Recorded data —
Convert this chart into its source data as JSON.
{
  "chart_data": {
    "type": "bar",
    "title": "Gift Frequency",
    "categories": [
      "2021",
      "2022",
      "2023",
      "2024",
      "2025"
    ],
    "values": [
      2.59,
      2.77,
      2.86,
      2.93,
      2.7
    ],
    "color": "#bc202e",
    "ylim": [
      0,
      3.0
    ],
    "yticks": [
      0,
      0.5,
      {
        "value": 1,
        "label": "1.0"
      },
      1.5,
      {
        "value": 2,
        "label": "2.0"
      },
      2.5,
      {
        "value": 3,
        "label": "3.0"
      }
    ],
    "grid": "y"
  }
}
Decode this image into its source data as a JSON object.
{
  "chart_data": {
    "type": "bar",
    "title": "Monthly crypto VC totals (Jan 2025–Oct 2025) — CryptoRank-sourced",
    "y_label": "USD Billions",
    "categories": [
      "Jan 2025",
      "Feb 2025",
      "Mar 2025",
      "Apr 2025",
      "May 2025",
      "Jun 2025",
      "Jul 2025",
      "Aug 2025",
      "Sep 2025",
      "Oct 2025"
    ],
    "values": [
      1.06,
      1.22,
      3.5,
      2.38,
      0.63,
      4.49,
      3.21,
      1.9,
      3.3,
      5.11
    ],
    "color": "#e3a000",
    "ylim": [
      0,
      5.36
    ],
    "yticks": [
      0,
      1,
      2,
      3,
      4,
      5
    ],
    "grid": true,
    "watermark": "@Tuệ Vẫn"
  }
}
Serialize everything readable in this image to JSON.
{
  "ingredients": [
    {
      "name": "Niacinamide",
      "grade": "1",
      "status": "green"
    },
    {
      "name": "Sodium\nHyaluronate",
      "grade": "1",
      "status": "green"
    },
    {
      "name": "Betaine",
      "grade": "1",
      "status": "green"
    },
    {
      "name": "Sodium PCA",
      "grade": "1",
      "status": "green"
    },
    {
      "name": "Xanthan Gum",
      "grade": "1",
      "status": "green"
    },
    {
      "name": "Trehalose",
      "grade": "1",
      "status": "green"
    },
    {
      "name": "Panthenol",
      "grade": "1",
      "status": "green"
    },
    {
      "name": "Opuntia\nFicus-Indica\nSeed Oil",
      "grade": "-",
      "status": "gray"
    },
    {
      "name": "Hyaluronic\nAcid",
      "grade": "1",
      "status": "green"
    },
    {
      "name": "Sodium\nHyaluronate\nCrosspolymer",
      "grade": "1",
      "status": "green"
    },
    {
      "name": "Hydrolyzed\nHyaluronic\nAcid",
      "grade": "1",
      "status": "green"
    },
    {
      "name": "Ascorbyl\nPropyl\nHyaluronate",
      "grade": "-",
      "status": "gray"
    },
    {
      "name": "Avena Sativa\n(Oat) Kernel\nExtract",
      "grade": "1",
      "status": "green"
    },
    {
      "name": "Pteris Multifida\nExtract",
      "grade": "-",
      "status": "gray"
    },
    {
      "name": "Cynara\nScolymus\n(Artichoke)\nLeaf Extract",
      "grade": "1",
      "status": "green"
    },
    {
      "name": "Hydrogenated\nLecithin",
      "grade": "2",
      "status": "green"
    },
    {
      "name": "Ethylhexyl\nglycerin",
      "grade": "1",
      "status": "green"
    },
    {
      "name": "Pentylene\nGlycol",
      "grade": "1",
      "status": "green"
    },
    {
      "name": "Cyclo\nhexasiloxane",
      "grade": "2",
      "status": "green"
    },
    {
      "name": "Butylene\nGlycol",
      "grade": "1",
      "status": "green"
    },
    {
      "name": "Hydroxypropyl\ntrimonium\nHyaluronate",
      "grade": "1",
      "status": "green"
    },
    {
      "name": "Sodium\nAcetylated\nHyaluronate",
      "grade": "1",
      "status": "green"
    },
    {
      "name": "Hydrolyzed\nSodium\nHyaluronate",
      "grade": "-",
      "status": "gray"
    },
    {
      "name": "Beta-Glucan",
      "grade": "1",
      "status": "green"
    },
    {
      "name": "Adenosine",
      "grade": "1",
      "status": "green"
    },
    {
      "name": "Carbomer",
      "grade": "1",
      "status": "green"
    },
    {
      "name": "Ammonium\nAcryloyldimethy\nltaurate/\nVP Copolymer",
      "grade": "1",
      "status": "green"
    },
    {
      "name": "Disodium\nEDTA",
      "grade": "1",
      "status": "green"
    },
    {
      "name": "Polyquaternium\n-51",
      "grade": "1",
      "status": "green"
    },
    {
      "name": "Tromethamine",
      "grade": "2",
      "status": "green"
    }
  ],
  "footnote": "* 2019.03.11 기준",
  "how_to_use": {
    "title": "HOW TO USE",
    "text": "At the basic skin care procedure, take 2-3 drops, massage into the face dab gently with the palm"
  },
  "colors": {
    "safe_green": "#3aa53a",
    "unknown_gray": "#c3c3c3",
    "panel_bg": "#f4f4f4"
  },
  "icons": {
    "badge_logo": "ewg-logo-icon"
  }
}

Brief — How many lines of these entries contain "JSON"? Answer with the number and nothing else.

Answer for this exercise — 3